What needs to be done |
Reproduce every record below exactly as written, but leave out any pictures.

Task inputs |
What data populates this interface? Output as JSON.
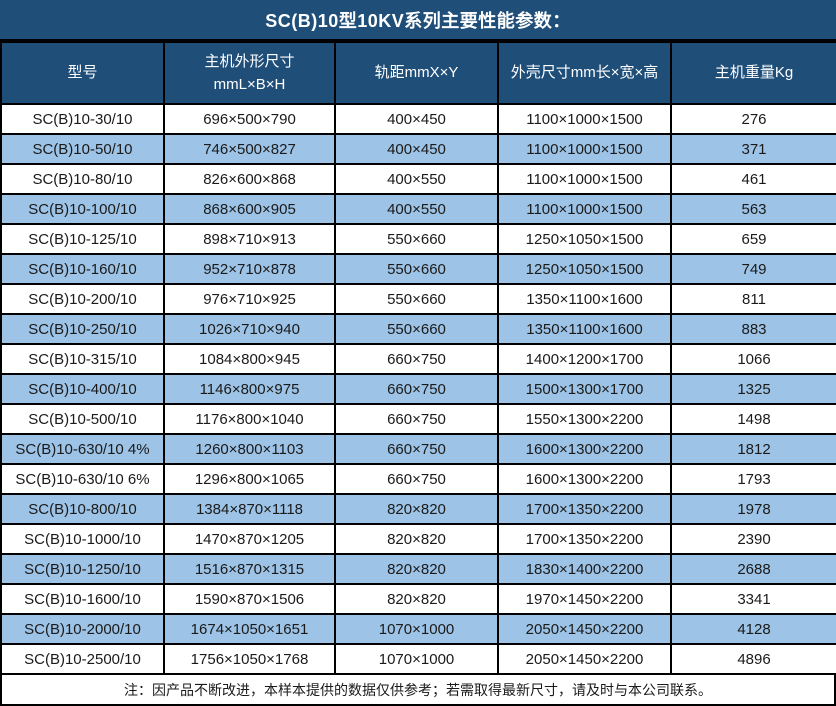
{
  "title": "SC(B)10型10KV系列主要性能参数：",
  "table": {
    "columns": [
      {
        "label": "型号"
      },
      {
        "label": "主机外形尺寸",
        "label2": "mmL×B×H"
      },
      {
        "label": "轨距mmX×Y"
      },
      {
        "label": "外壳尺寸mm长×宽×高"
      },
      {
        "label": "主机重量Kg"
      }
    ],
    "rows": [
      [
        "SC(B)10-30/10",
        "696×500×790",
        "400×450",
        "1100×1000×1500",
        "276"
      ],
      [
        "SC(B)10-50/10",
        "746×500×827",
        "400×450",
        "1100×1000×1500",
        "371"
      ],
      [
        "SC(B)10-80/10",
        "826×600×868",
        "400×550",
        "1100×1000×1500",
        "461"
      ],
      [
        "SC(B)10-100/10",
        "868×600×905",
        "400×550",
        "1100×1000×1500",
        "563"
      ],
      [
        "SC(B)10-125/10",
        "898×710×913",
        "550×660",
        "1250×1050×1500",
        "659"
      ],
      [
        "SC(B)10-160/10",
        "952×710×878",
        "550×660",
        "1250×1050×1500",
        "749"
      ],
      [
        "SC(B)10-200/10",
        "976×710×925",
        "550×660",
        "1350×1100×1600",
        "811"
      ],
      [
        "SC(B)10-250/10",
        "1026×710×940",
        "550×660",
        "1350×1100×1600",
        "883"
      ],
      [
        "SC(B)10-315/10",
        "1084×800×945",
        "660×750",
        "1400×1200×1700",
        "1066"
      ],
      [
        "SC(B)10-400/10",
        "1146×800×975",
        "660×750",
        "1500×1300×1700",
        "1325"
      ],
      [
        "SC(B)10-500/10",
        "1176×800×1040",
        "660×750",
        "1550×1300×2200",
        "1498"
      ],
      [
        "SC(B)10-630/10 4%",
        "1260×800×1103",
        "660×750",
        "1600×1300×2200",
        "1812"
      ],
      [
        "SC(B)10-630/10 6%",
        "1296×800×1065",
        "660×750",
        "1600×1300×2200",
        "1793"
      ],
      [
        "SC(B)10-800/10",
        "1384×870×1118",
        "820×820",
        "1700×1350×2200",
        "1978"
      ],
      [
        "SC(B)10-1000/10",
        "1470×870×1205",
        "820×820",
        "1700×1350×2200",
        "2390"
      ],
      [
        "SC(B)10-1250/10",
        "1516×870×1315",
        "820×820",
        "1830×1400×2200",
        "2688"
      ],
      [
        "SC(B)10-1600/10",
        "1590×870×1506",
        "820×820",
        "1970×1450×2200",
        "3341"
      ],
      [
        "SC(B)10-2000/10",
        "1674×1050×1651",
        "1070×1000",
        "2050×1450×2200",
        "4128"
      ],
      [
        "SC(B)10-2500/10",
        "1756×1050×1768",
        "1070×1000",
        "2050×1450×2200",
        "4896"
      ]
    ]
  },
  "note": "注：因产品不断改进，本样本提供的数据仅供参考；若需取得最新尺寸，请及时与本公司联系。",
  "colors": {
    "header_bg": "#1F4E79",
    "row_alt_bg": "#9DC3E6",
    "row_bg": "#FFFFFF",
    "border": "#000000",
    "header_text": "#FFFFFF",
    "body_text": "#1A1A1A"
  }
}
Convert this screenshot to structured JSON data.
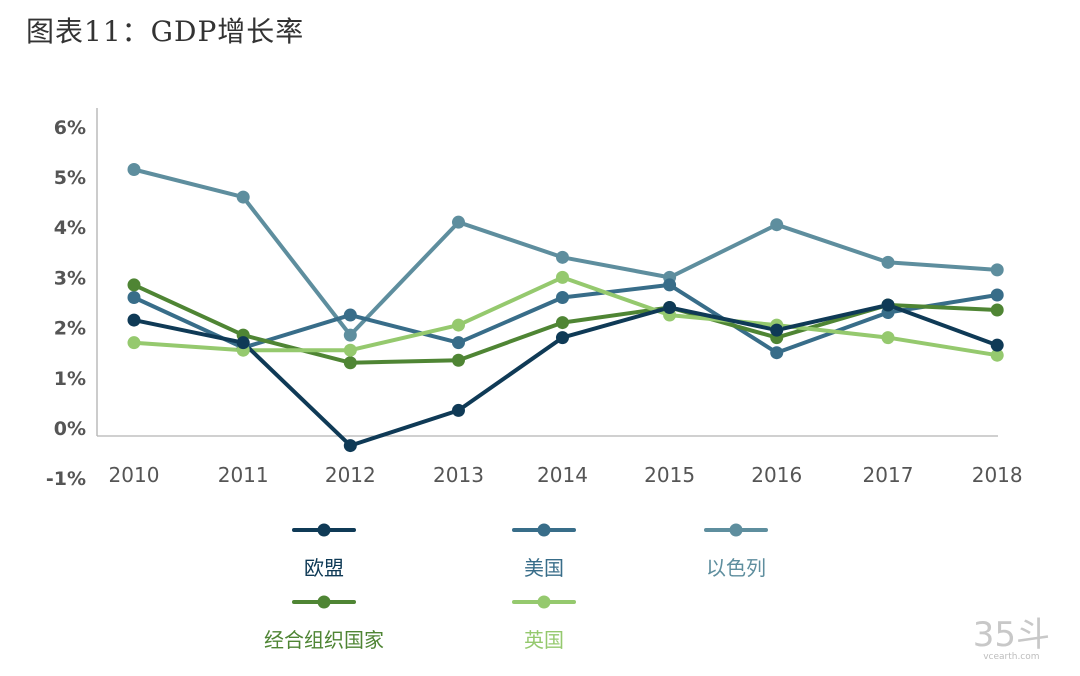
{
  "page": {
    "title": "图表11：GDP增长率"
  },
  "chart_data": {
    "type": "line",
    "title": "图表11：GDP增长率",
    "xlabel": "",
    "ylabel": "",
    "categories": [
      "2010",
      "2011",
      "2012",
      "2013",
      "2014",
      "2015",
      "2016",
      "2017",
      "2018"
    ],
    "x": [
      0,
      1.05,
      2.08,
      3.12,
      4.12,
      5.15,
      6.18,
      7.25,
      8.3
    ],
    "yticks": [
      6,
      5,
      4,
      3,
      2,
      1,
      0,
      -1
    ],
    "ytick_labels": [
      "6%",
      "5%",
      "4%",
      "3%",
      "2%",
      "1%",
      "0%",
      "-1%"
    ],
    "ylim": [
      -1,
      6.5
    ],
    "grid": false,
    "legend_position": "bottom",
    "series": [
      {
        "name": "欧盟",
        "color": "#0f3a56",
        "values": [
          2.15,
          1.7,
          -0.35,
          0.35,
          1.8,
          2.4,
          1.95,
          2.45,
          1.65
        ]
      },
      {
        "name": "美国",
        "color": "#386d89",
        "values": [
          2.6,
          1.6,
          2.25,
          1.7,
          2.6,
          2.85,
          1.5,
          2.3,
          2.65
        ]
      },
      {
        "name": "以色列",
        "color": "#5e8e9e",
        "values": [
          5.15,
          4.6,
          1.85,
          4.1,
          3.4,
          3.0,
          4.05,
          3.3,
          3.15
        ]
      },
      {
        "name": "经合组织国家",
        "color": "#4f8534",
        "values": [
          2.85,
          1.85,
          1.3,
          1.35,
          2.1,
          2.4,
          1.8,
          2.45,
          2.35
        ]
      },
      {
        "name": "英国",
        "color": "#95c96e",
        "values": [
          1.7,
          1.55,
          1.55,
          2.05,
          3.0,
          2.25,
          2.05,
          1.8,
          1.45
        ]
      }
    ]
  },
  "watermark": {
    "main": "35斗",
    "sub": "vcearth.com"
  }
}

Final result |
What data populates this interface? Output as JSON.
{
  "title": "SC(B)10型10KV系列主要性能参数：",
  "table": {
    "columns": [
      {
        "label": "型号"
      },
      {
        "label": "主机外形尺寸",
        "label2": "mmL×B×H"
      },
      {
        "label": "轨距mmX×Y"
      },
      {
        "label": "外壳尺寸mm长×宽×高"
      },
      {
        "label": "主机重量Kg"
      }
    ],
    "rows": [
      [
        "SC(B)10-30/10",
        "696×500×790",
        "400×450",
        "1100×1000×1500",
        "276"
      ],
      [
        "SC(B)10-50/10",
        "746×500×827",
        "400×450",
        "1100×1000×1500",
        "371"
      ],
      [
        "SC(B)10-80/10",
        "826×600×868",
        "400×550",
        "1100×1000×1500",
        "461"
      ],
      [
        "SC(B)10-100/10",
        "868×600×905",
        "400×550",
        "1100×1000×1500",
        "563"
      ],
      [
        "SC(B)10-125/10",
        "898×710×913",
        "550×660",
        "1250×1050×1500",
        "659"
      ],
      [
        "SC(B)10-160/10",
        "952×710×878",
        "550×660",
        "1250×1050×1500",
        "749"
      ],
      [
        "SC(B)10-200/10",
        "976×710×925",
        "550×660",
        "1350×1100×1600",
        "811"
      ],
      [
        "SC(B)10-250/10",
        "1026×710×940",
        "550×660",
        "1350×1100×1600",
        "883"
      ],
      [
        "SC(B)10-315/10",
        "1084×800×945",
        "660×750",
        "1400×1200×1700",
        "1066"
      ],
      [
        "SC(B)10-400/10",
        "1146×800×975",
        "660×750",
        "1500×1300×1700",
        "1325"
      ],
      [
        "SC(B)10-500/10",
        "1176×800×1040",
        "660×750",
        "1550×1300×2200",
        "1498"
      ],
      [
        "SC(B)10-630/10 4%",
        "1260×800×1103",
        "660×750",
        "1600×1300×2200",
        "1812"
      ],
      [
        "SC(B)10-630/10 6%",
        "1296×800×1065",
        "660×750",
        "1600×1300×2200",
        "1793"
      ],
      [
        "SC(B)10-800/10",
        "1384×870×1118",
        "820×820",
        "1700×1350×2200",
        "1978"
      ],
      [
        "SC(B)10-1000/10",
        "1470×870×1205",
        "820×820",
        "1700×1350×2200",
        "2390"
      ],
      [
        "SC(B)10-1250/10",
        "1516×870×1315",
        "820×820",
        "1830×1400×2200",
        "2688"
      ],
      [
        "SC(B)10-1600/10",
        "1590×870×1506",
        "820×820",
        "1970×1450×2200",
        "3341"
      ],
      [
        "SC(B)10-2000/10",
        "1674×1050×1651",
        "1070×1000",
        "2050×1450×2200",
        "4128"
      ],
      [
        "SC(B)10-2500/10",
        "1756×1050×1768",
        "1070×1000",
        "2050×1450×2200",
        "4896"
      ]
    ]
  },
  "note": "注：因产品不断改进，本样本提供的数据仅供参考；若需取得最新尺寸，请及时与本公司联系。",
  "colors": {
    "header_bg": "#1F4E79",
    "row_alt_bg": "#9DC3E6",
    "row_bg": "#FFFFFF",
    "border": "#000000",
    "header_text": "#FFFFFF",
    "body_text": "#1A1A1A"
  }
}
Convert this screenshot to structured JSON data.
{
  "page": {
    "title": "图表11：GDP增长率"
  },
  "chart_data": {
    "type": "line",
    "title": "图表11：GDP增长率",
    "xlabel": "",
    "ylabel": "",
    "categories": [
      "2010",
      "2011",
      "2012",
      "2013",
      "2014",
      "2015",
      "2016",
      "2017",
      "2018"
    ],
    "x": [
      0,
      1.05,
      2.08,
      3.12,
      4.12,
      5.15,
      6.18,
      7.25,
      8.3
    ],
    "yticks": [
      6,
      5,
      4,
      3,
      2,
      1,
      0,
      -1
    ],
    "ytick_labels": [
      "6%",
      "5%",
      "4%",
      "3%",
      "2%",
      "1%",
      "0%",
      "-1%"
    ],
    "ylim": [
      -1,
      6.5
    ],
    "grid": false,
    "legend_position": "bottom",
    "series": [
      {
        "name": "欧盟",
        "color": "#0f3a56",
        "values": [
          2.15,
          1.7,
          -0.35,
          0.35,
          1.8,
          2.4,
          1.95,
          2.45,
          1.65
        ]
      },
      {
        "name": "美国",
        "color": "#386d89",
        "values": [
          2.6,
          1.6,
          2.25,
          1.7,
          2.6,
          2.85,
          1.5,
          2.3,
          2.65
        ]
      },
      {
        "name": "以色列",
        "color": "#5e8e9e",
        "values": [
          5.15,
          4.6,
          1.85,
          4.1,
          3.4,
          3.0,
          4.05,
          3.3,
          3.15
        ]
      },
      {
        "name": "经合组织国家",
        "color": "#4f8534",
        "values": [
          2.85,
          1.85,
          1.3,
          1.35,
          2.1,
          2.4,
          1.8,
          2.45,
          2.35
        ]
      },
      {
        "name": "英国",
        "color": "#95c96e",
        "values": [
          1.7,
          1.55,
          1.55,
          2.05,
          3.0,
          2.25,
          2.05,
          1.8,
          1.45
        ]
      }
    ]
  },
  "watermark": {
    "main": "35斗",
    "sub": "vcearth.com"
  }
}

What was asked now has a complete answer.